### [Exercise inputs]
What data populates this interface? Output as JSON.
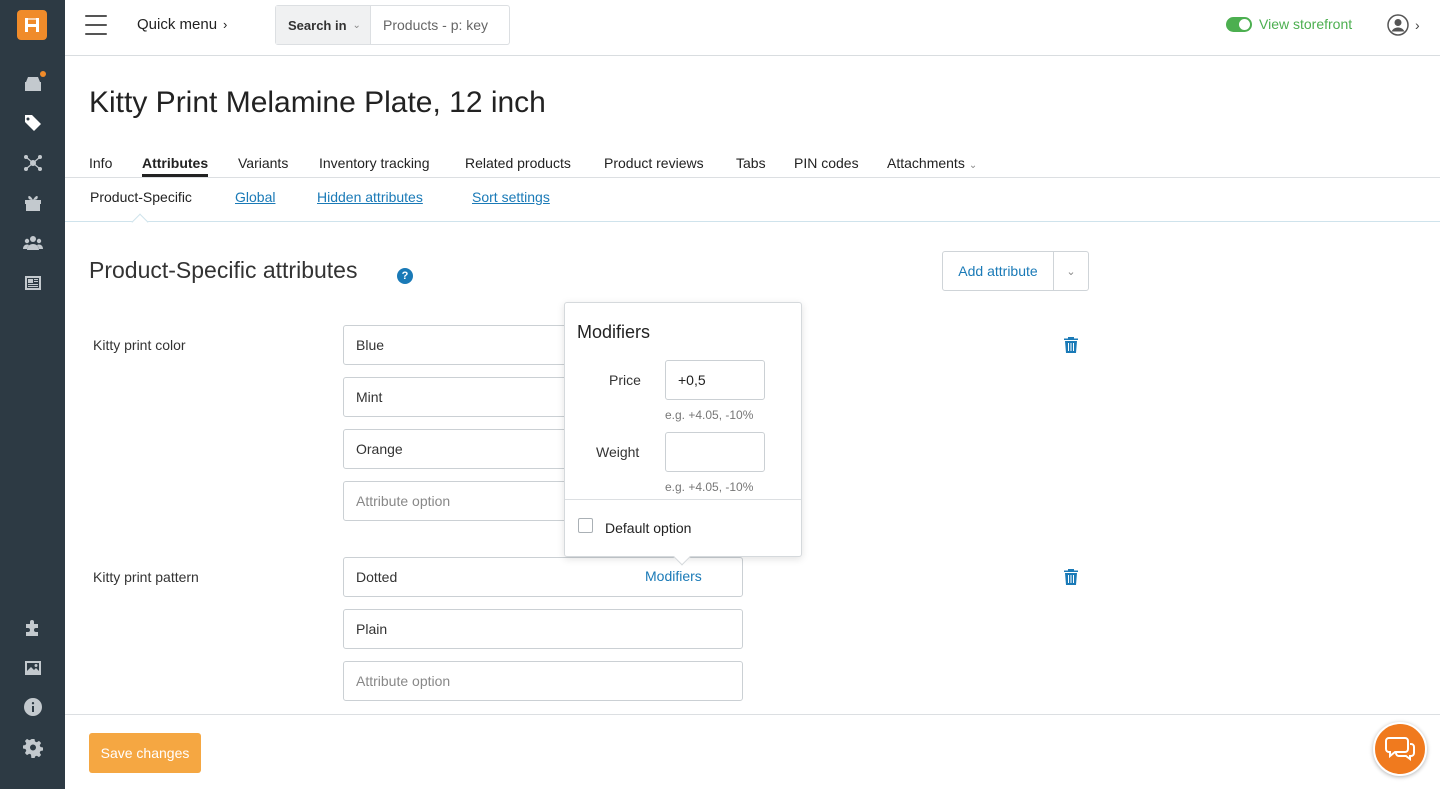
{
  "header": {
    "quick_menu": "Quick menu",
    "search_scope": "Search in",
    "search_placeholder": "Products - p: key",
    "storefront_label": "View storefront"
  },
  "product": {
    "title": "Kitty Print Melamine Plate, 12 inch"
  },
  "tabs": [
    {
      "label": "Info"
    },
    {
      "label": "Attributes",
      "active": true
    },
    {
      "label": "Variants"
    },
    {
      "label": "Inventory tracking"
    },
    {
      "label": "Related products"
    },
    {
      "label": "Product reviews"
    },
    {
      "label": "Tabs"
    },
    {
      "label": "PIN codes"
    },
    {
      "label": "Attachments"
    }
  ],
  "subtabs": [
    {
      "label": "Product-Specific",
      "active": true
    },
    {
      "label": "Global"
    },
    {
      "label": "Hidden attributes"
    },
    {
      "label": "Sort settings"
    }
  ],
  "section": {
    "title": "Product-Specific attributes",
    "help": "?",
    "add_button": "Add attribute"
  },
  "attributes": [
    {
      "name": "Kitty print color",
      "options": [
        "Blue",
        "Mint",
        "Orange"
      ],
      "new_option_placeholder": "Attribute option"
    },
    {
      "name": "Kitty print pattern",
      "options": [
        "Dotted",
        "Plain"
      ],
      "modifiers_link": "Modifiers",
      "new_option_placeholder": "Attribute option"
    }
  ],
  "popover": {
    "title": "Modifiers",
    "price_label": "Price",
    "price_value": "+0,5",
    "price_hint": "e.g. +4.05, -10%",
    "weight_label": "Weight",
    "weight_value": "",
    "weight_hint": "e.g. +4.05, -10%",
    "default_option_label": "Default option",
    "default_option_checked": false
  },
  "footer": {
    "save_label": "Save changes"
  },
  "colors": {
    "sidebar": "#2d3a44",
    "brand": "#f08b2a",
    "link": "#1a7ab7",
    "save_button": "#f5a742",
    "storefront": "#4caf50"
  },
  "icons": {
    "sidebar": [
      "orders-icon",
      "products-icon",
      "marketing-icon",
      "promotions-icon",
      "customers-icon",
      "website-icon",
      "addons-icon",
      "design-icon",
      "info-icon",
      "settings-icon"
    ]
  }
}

### [Given instruction]
Can you repeat every record above exactly, apart from the pictures?

### [Expected answer]
What data populates this interface? Output as JSON.
{
  "header": {
    "quick_menu": "Quick menu",
    "search_scope": "Search in",
    "search_placeholder": "Products - p: key",
    "storefront_label": "View storefront"
  },
  "product": {
    "title": "Kitty Print Melamine Plate, 12 inch"
  },
  "tabs": [
    {
      "label": "Info"
    },
    {
      "label": "Attributes",
      "active": true
    },
    {
      "label": "Variants"
    },
    {
      "label": "Inventory tracking"
    },
    {
      "label": "Related products"
    },
    {
      "label": "Product reviews"
    },
    {
      "label": "Tabs"
    },
    {
      "label": "PIN codes"
    },
    {
      "label": "Attachments"
    }
  ],
  "subtabs": [
    {
      "label": "Product-Specific",
      "active": true
    },
    {
      "label": "Global"
    },
    {
      "label": "Hidden attributes"
    },
    {
      "label": "Sort settings"
    }
  ],
  "section": {
    "title": "Product-Specific attributes",
    "help": "?",
    "add_button": "Add attribute"
  },
  "attributes": [
    {
      "name": "Kitty print color",
      "options": [
        "Blue",
        "Mint",
        "Orange"
      ],
      "new_option_placeholder": "Attribute option"
    },
    {
      "name": "Kitty print pattern",
      "options": [
        "Dotted",
        "Plain"
      ],
      "modifiers_link": "Modifiers",
      "new_option_placeholder": "Attribute option"
    }
  ],
  "popover": {
    "title": "Modifiers",
    "price_label": "Price",
    "price_value": "+0,5",
    "price_hint": "e.g. +4.05, -10%",
    "weight_label": "Weight",
    "weight_value": "",
    "weight_hint": "e.g. +4.05, -10%",
    "default_option_label": "Default option",
    "default_option_checked": false
  },
  "footer": {
    "save_label": "Save changes"
  },
  "colors": {
    "sidebar": "#2d3a44",
    "brand": "#f08b2a",
    "link": "#1a7ab7",
    "save_button": "#f5a742",
    "storefront": "#4caf50"
  },
  "icons": {
    "sidebar": [
      "orders-icon",
      "products-icon",
      "marketing-icon",
      "promotions-icon",
      "customers-icon",
      "website-icon",
      "addons-icon",
      "design-icon",
      "info-icon",
      "settings-icon"
    ]
  }
}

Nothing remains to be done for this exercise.